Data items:
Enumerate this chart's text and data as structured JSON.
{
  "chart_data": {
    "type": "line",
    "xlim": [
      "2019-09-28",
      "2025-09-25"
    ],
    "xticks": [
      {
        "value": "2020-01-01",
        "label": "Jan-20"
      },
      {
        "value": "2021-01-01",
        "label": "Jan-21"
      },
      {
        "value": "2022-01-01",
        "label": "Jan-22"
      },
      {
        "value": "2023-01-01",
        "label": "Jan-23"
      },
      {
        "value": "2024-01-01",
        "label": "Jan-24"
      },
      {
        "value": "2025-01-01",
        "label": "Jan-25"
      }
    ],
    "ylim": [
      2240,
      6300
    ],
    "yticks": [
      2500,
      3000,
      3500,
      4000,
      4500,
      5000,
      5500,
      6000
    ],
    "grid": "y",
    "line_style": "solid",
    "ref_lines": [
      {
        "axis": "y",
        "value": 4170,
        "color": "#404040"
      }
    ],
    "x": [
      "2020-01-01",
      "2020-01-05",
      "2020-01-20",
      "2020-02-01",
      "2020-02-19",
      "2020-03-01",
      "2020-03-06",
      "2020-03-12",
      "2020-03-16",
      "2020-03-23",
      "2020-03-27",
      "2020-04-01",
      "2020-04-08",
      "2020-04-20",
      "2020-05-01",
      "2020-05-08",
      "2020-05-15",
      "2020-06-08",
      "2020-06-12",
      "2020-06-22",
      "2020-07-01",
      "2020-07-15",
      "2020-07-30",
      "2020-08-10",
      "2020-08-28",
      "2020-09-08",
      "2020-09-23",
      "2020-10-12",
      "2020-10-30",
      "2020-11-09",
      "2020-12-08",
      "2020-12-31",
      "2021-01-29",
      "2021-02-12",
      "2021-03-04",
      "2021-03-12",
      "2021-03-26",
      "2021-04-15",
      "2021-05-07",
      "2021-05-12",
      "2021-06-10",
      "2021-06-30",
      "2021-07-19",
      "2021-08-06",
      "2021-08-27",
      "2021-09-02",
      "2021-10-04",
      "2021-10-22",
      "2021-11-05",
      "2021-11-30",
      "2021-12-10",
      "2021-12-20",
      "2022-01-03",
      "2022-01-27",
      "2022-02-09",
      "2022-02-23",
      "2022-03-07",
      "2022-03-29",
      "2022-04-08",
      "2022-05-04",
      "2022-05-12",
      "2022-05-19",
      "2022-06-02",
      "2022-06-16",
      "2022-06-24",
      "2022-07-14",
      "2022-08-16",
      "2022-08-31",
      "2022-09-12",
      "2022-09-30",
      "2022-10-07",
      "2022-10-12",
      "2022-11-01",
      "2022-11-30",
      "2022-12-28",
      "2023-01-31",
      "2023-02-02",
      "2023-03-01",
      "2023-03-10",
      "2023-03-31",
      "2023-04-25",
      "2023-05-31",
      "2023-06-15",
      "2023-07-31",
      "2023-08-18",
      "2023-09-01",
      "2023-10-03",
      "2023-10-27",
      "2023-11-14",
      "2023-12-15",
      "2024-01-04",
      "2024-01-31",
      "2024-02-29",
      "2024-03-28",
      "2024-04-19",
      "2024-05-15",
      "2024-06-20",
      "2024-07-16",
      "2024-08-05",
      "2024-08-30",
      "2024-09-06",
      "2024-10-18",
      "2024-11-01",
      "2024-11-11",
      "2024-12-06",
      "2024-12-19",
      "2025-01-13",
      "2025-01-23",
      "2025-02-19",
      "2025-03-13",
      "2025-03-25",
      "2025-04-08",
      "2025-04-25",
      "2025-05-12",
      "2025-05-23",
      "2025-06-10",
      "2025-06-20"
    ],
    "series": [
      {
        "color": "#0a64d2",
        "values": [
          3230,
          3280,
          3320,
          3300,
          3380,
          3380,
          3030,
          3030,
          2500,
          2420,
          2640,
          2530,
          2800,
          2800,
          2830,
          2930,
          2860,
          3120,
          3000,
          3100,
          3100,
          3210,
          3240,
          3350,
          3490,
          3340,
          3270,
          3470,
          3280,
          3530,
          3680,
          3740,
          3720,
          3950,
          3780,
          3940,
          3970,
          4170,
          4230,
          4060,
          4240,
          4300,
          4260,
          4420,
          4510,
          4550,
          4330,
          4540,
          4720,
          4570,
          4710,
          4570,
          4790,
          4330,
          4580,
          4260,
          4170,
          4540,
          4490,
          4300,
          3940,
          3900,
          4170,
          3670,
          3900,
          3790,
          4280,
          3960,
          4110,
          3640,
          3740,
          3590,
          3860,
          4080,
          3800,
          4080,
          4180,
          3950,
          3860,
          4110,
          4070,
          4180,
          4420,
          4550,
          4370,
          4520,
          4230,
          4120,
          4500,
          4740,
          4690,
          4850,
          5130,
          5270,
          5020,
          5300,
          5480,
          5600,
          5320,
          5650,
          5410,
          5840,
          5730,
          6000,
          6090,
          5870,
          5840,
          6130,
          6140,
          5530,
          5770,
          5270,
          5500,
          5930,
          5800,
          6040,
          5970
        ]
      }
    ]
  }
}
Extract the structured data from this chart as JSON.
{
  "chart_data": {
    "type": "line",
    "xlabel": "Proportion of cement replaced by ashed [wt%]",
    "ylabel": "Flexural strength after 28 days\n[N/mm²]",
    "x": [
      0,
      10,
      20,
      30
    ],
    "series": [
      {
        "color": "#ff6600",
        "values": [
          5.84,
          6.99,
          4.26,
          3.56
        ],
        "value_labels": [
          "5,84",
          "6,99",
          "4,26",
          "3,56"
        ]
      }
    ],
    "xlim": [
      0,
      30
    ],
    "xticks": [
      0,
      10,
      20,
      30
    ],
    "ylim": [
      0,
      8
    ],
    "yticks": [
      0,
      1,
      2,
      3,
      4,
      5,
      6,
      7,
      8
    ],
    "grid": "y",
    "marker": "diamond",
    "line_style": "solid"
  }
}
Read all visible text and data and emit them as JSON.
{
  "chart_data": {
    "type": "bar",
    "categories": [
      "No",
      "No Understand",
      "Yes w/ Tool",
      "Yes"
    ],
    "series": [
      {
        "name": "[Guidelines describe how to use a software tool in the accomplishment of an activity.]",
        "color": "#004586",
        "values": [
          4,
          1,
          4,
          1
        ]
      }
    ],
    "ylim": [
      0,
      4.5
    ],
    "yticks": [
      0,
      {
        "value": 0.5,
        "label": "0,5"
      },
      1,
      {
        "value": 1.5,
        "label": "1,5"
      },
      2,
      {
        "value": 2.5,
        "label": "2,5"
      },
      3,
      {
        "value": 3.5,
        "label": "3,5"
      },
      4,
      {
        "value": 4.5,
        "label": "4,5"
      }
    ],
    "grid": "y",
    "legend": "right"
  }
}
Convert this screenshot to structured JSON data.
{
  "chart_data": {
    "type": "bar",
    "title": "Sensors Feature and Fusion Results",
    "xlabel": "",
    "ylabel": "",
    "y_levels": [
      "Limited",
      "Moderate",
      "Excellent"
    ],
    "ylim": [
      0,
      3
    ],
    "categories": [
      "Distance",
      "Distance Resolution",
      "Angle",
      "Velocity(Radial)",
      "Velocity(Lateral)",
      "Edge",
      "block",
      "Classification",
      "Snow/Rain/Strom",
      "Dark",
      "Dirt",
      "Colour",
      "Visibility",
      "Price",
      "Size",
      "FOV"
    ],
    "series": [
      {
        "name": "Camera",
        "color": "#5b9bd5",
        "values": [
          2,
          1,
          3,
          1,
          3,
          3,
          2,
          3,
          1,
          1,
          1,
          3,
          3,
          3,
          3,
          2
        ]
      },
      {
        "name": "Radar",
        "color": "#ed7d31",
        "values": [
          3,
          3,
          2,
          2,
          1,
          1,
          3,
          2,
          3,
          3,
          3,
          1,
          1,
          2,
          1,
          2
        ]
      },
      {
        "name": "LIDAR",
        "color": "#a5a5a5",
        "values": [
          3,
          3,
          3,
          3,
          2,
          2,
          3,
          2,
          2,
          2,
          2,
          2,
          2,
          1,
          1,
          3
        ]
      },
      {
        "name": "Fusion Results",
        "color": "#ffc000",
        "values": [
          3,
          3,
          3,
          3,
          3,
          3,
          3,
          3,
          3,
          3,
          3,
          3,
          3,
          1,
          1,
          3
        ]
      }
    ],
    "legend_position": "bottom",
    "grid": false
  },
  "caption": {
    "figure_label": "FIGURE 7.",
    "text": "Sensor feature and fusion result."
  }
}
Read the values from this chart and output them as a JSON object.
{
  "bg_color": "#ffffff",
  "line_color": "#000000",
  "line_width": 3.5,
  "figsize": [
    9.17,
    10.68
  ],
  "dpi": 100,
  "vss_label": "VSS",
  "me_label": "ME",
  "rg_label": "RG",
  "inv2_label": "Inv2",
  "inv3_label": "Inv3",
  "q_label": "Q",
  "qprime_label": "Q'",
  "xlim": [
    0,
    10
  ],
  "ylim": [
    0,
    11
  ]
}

▶ Exercise description
Show the lines that mention the word "Results".

▶ Reply to the task
    "title": "Sensors Feature and Fusion Results",
        "name": "Fusion Results",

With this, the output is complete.